**GIVEN TASK:** Your task is to repeat the lines below exactly, excluding any pictures they contain.

**STORED ROWS:**
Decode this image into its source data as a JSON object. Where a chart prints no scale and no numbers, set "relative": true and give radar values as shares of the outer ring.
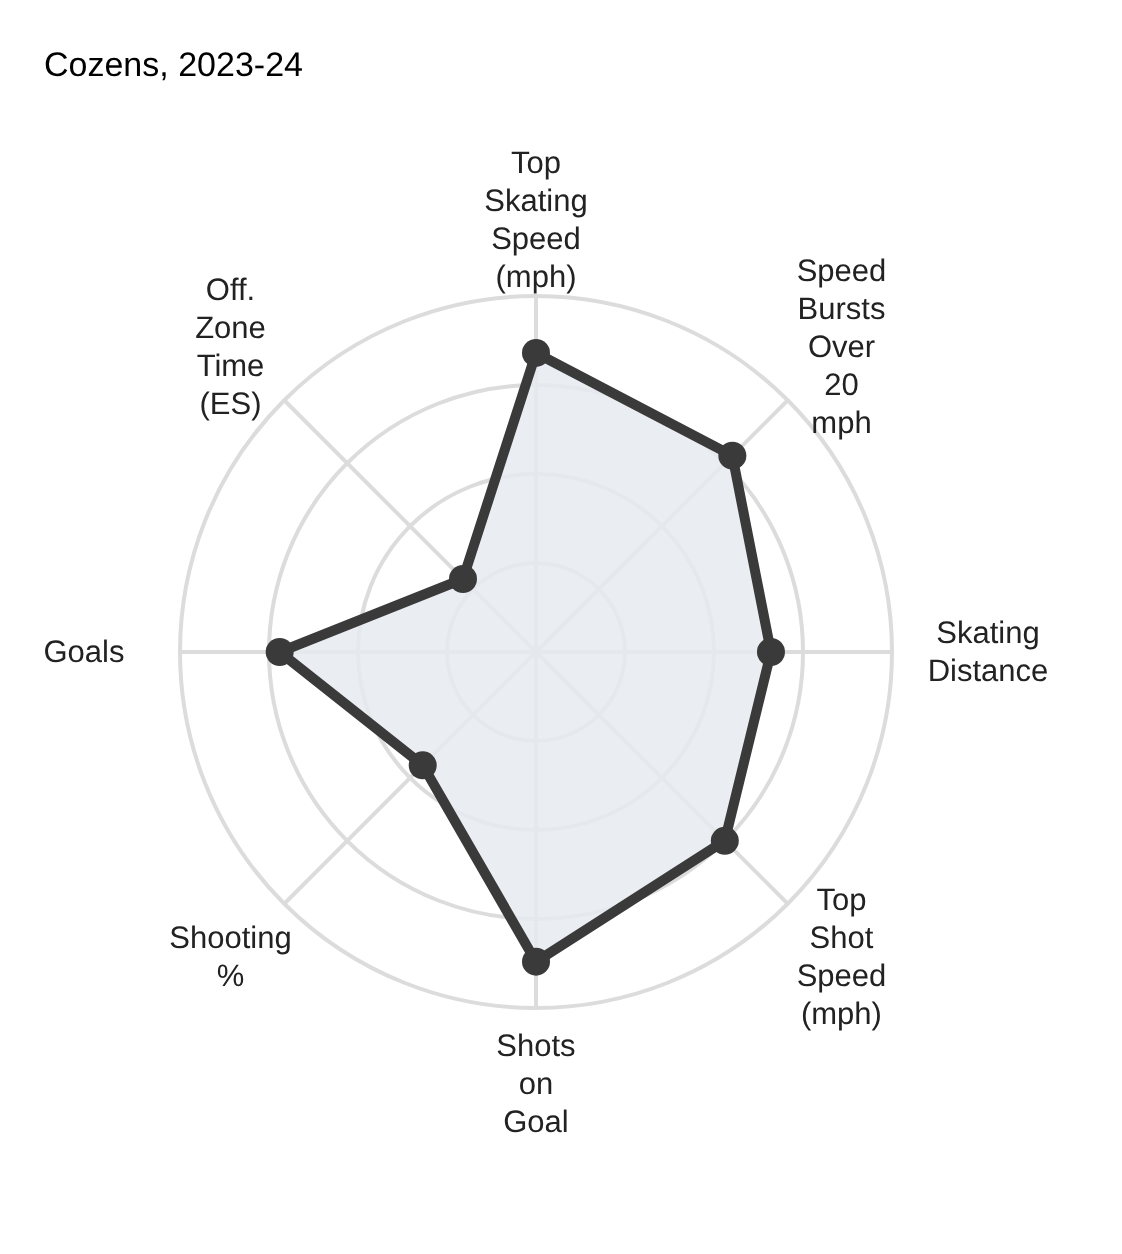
{
  "chart_data": {
    "type": "radar",
    "title": "Cozens, 2023-24",
    "relative": true,
    "grid": true,
    "marker": "circle",
    "categories": [
      "Top Skating Speed (mph)",
      "Speed Bursts Over 20 mph",
      "Skating Distance",
      "Top Shot Speed (mph)",
      "Shots on Goal",
      "Shooting %",
      "Goals",
      "Off. Zone Time (ES)"
    ],
    "series": [
      {
        "color": "#3a3a3a",
        "values": [
          0.84,
          0.78,
          0.66,
          0.75,
          0.87,
          0.45,
          0.72,
          0.29
        ]
      }
    ]
  }
}
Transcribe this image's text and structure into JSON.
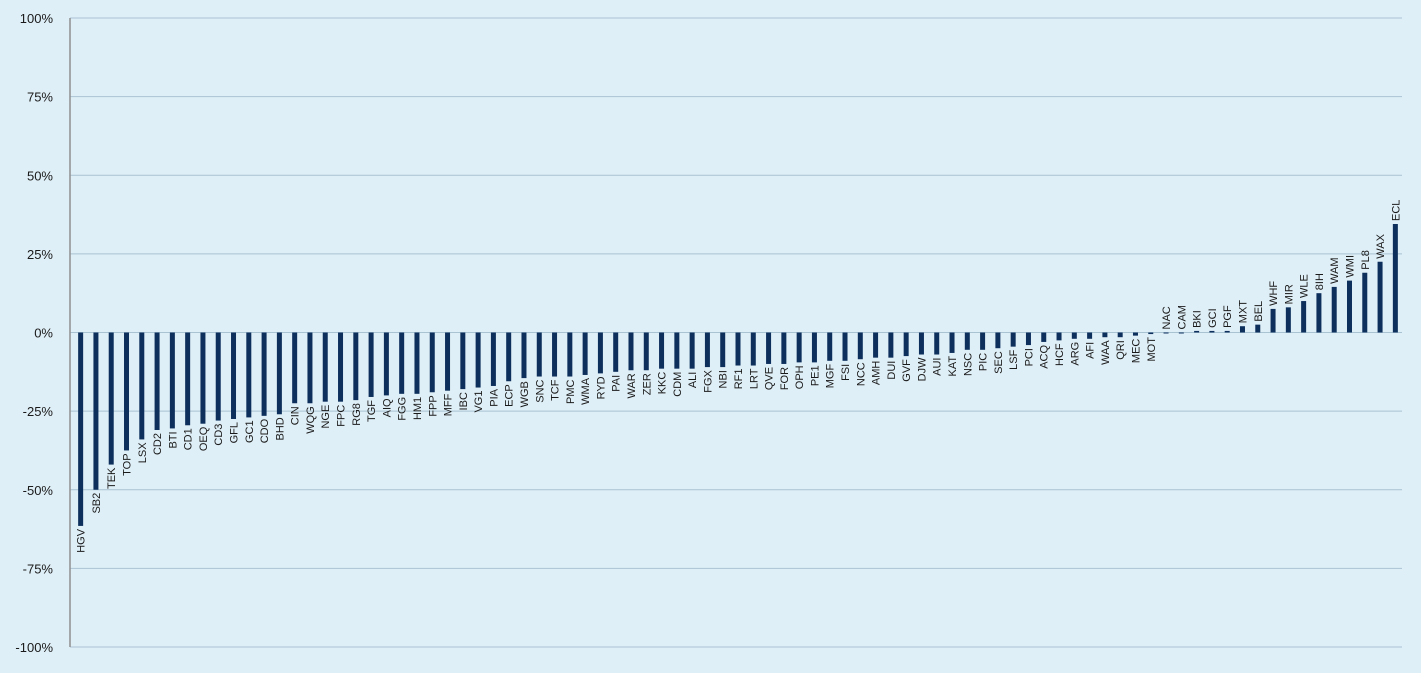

**RESULT BELOW:**
Decode this image into its source data as a JSON object. Where a chart prints no scale and no numbers, set "relative": true and give radar values as shares of the outer ring.
{
  "chart_data": {
    "type": "radar",
    "title": "Cozens, 2023-24",
    "relative": true,
    "grid": true,
    "marker": "circle",
    "categories": [
      "Top Skating Speed (mph)",
      "Speed Bursts Over 20 mph",
      "Skating Distance",
      "Top Shot Speed (mph)",
      "Shots on Goal",
      "Shooting %",
      "Goals",
      "Off. Zone Time (ES)"
    ],
    "series": [
      {
        "color": "#3a3a3a",
        "values": [
          0.84,
          0.78,
          0.66,
          0.75,
          0.87,
          0.45,
          0.72,
          0.29
        ]
      }
    ]
  }
}
Transcribe this image's text and structure into JSON.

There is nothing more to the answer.